-- MATERIAL FOR THIS TASK start --

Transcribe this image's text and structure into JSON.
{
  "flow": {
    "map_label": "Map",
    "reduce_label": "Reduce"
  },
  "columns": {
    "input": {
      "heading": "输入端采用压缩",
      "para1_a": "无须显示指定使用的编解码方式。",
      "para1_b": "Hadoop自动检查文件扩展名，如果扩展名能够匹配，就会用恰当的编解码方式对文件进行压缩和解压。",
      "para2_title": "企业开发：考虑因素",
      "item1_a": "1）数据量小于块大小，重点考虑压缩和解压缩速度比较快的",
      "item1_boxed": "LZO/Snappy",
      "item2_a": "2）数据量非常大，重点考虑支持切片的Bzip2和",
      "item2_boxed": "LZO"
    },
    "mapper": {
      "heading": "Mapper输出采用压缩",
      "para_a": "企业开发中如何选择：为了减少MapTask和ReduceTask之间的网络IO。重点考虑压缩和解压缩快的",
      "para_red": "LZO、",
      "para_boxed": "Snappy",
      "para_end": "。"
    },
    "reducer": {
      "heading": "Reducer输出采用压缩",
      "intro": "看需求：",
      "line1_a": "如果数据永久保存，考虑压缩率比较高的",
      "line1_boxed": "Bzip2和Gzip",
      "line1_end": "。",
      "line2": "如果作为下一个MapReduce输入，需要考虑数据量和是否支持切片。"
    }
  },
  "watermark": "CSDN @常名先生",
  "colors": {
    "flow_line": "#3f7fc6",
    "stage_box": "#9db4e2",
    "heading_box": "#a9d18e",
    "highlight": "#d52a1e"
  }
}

-- MATERIAL FOR THIS TASK end --

**WHAT YOU HAVE TO DO**.
Faithfully reproduce all of the records, character for character.

**EXERCISE ANSWER**.
Transcribe this image's text and structure into JSON.
{
  "flow": {
    "map_label": "Map",
    "reduce_label": "Reduce"
  },
  "columns": {
    "input": {
      "heading": "输入端采用压缩",
      "para1_a": "无须显示指定使用的编解码方式。",
      "para1_b": "Hadoop自动检查文件扩展名，如果扩展名能够匹配，就会用恰当的编解码方式对文件进行压缩和解压。",
      "para2_title": "企业开发：考虑因素",
      "item1_a": "1）数据量小于块大小，重点考虑压缩和解压缩速度比较快的",
      "item1_boxed": "LZO/Snappy",
      "item2_a": "2）数据量非常大，重点考虑支持切片的Bzip2和",
      "item2_boxed": "LZO"
    },
    "mapper": {
      "heading": "Mapper输出采用压缩",
      "para_a": "企业开发中如何选择：为了减少MapTask和ReduceTask之间的网络IO。重点考虑压缩和解压缩快的",
      "para_red": "LZO、",
      "para_boxed": "Snappy",
      "para_end": "。"
    },
    "reducer": {
      "heading": "Reducer输出采用压缩",
      "intro": "看需求：",
      "line1_a": "如果数据永久保存，考虑压缩率比较高的",
      "line1_boxed": "Bzip2和Gzip",
      "line1_end": "。",
      "line2": "如果作为下一个MapReduce输入，需要考虑数据量和是否支持切片。"
    }
  },
  "watermark": "CSDN @常名先生",
  "colors": {
    "flow_line": "#3f7fc6",
    "stage_box": "#9db4e2",
    "heading_box": "#a9d18e",
    "highlight": "#d52a1e"
  }
}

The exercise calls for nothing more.